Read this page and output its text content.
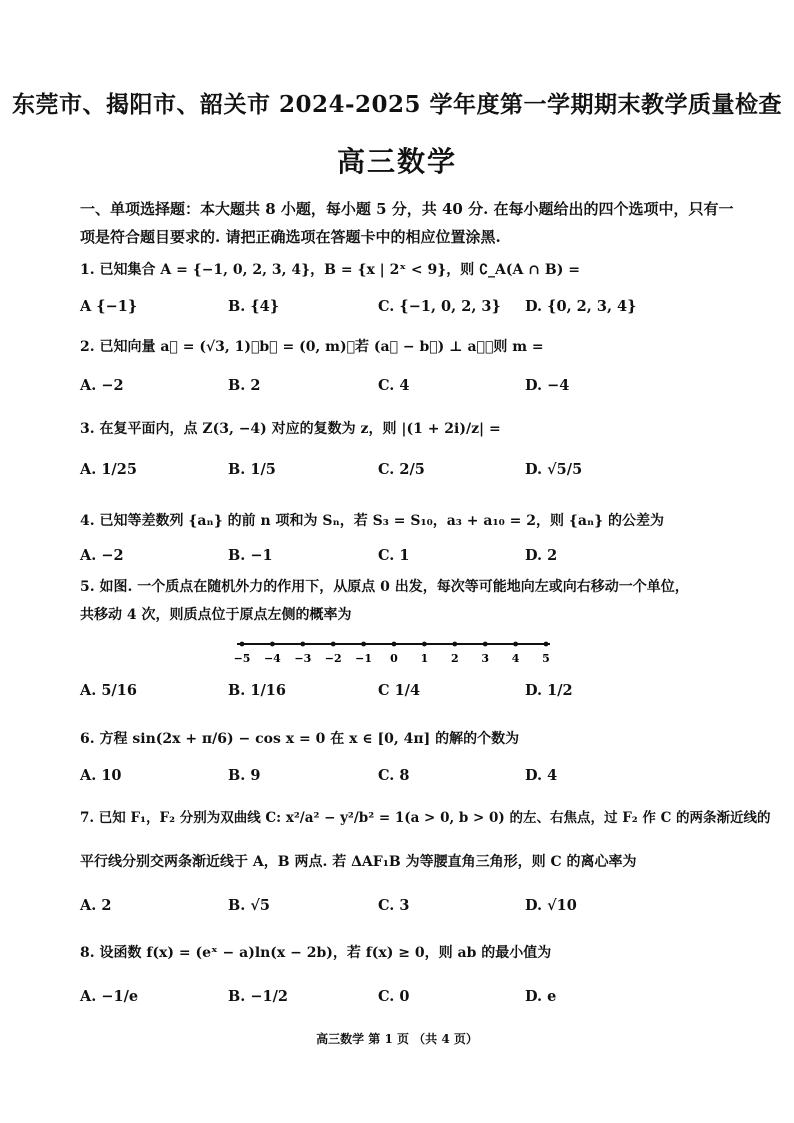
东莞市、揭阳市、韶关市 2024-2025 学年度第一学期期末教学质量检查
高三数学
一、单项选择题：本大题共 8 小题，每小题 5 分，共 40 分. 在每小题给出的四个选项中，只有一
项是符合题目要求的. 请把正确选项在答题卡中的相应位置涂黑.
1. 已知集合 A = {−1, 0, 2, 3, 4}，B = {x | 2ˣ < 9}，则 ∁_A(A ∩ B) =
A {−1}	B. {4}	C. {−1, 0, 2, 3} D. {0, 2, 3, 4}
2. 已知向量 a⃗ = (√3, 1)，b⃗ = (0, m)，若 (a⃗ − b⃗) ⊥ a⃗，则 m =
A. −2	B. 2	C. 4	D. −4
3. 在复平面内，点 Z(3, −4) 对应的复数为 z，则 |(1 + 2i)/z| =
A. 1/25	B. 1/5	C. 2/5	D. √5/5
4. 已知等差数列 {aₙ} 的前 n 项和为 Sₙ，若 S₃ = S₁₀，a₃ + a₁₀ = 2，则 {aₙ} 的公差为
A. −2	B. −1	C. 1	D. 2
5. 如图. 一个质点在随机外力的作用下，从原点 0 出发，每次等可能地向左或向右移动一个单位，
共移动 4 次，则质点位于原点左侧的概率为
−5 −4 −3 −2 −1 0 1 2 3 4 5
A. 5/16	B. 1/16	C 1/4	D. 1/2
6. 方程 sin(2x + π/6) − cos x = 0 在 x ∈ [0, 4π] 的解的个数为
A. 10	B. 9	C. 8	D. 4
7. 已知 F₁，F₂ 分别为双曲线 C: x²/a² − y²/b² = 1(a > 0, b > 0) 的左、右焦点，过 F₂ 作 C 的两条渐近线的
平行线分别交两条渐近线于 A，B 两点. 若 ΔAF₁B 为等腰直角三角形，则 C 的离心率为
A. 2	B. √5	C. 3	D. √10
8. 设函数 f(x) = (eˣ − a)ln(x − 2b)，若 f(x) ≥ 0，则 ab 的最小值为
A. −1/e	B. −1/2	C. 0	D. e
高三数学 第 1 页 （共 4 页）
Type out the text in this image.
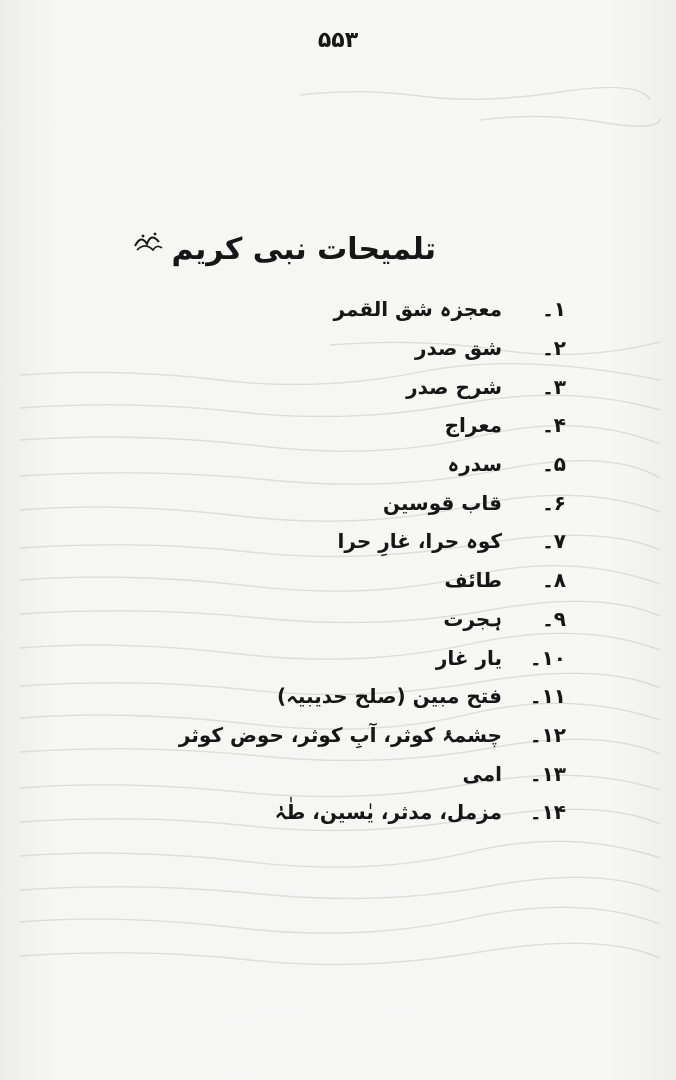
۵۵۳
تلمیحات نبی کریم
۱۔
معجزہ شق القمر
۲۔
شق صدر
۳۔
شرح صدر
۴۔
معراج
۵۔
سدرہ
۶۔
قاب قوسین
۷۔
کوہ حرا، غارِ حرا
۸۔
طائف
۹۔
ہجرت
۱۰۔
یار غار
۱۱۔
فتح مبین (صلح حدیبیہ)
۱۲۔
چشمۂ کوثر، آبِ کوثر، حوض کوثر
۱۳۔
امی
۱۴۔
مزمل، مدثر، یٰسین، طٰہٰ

-------

**Set task:** Reproduce every entry word for word, but skip any pictures.

**Task answer:**
Read this page and output its text content.
东莞市、揭阳市、韶关市 2024-2025 学年度第一学期期末教学质量检查
高三数学
一、单项选择题：本大题共 8 小题，每小题 5 分，共 40 分. 在每小题给出的四个选项中，只有一
项是符合题目要求的. 请把正确选项在答题卡中的相应位置涂黑.
1. 已知集合 A = {−1, 0, 2, 3, 4}，B = {x | 2ˣ < 9}，则 ∁_A(A ∩ B) =
A {−1}	B. {4}	C. {−1, 0, 2, 3} D. {0, 2, 3, 4}
2. 已知向量 a⃗ = (√3, 1)，b⃗ = (0, m)，若 (a⃗ − b⃗) ⊥ a⃗，则 m =
A. −2	B. 2	C. 4	D. −4
3. 在复平面内，点 Z(3, −4) 对应的复数为 z，则 |(1 + 2i)/z| =
A. 1/25	B. 1/5	C. 2/5	D. √5/5
4. 已知等差数列 {aₙ} 的前 n 项和为 Sₙ，若 S₃ = S₁₀，a₃ + a₁₀ = 2，则 {aₙ} 的公差为
A. −2	B. −1	C. 1	D. 2
5. 如图. 一个质点在随机外力的作用下，从原点 0 出发，每次等可能地向左或向右移动一个单位，
共移动 4 次，则质点位于原点左侧的概率为
−5 −4 −3 −2 −1 0 1 2 3 4 5
A. 5/16	B. 1/16	C 1/4	D. 1/2
6. 方程 sin(2x + π/6) − cos x = 0 在 x ∈ [0, 4π] 的解的个数为
A. 10	B. 9	C. 8	D. 4
7. 已知 F₁，F₂ 分别为双曲线 C: x²/a² − y²/b² = 1(a > 0, b > 0) 的左、右焦点，过 F₂ 作 C 的两条渐近线的
平行线分别交两条渐近线于 A，B 两点. 若 ΔAF₁B 为等腰直角三角形，则 C 的离心率为
A. 2	B. √5	C. 3	D. √10
8. 设函数 f(x) = (eˣ − a)ln(x − 2b)，若 f(x) ≥ 0，则 ab 的最小值为
A. −1/e	B. −1/2	C. 0	D. e
高三数学 第 1 页 （共 4 页）
Type out the text in this image.
۵۵۳
تلمیحات نبی کریم
۱۔
معجزہ شق القمر
۲۔
شق صدر
۳۔
شرح صدر
۴۔
معراج
۵۔
سدرہ
۶۔
قاب قوسین
۷۔
کوہ حرا، غارِ حرا
۸۔
طائف
۹۔
ہجرت
۱۰۔
یار غار
۱۱۔
فتح مبین (صلح حدیبیہ)
۱۲۔
چشمۂ کوثر، آبِ کوثر، حوض کوثر
۱۳۔
امی
۱۴۔
مزمل، مدثر، یٰسین، طٰہٰ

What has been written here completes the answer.